▸ Exercise prompt:
Go through the listing and write out all of it exactly.

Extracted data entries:
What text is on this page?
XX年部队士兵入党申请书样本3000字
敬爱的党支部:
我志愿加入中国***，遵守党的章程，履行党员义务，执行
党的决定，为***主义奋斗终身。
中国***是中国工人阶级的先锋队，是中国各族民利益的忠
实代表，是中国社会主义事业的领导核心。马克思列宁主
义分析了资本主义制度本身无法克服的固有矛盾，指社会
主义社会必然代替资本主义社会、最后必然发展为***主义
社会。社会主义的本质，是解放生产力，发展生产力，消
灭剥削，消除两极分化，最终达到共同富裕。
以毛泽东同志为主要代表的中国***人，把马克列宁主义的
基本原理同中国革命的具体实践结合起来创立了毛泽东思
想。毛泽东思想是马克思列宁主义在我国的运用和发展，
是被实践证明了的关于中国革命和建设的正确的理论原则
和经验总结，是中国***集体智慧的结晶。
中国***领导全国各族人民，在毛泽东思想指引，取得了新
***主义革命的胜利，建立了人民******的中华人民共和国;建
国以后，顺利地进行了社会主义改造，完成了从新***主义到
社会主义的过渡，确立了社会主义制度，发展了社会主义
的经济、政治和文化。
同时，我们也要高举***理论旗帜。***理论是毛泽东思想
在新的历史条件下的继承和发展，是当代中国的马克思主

▸ Solution below:
What text is on this page?
XX年部队士兵入党申请书样本3000字
敬爱的党支部:
我志愿加入中国***，遵守党的章程，履行党员义务，执行
党的决定，为***主义奋斗终身。
中国***是中国工人阶级的先锋队，是中国各族民利益的忠
实代表，是中国社会主义事业的领导核心。马克思列宁主
义分析了资本主义制度本身无法克服的固有矛盾，指社会
主义社会必然代替资本主义社会、最后必然发展为***主义
社会。社会主义的本质，是解放生产力，发展生产力，消
灭剥削，消除两极分化，最终达到共同富裕。
以毛泽东同志为主要代表的中国***人，把马克列宁主义的
基本原理同中国革命的具体实践结合起来创立了毛泽东思
想。毛泽东思想是马克思列宁主义在我国的运用和发展，
是被实践证明了的关于中国革命和建设的正确的理论原则
和经验总结，是中国***集体智慧的结晶。
中国***领导全国各族人民，在毛泽东思想指引，取得了新
***主义革命的胜利，建立了人民******的中华人民共和国;建
国以后，顺利地进行了社会主义改造，完成了从新***主义到
社会主义的过渡，确立了社会主义制度，发展了社会主义
的经济、政治和文化。
同时，我们也要高举***理论旗帜。***理论是毛泽东思想
在新的历史条件下的继承和发展，是当代中国的马克思主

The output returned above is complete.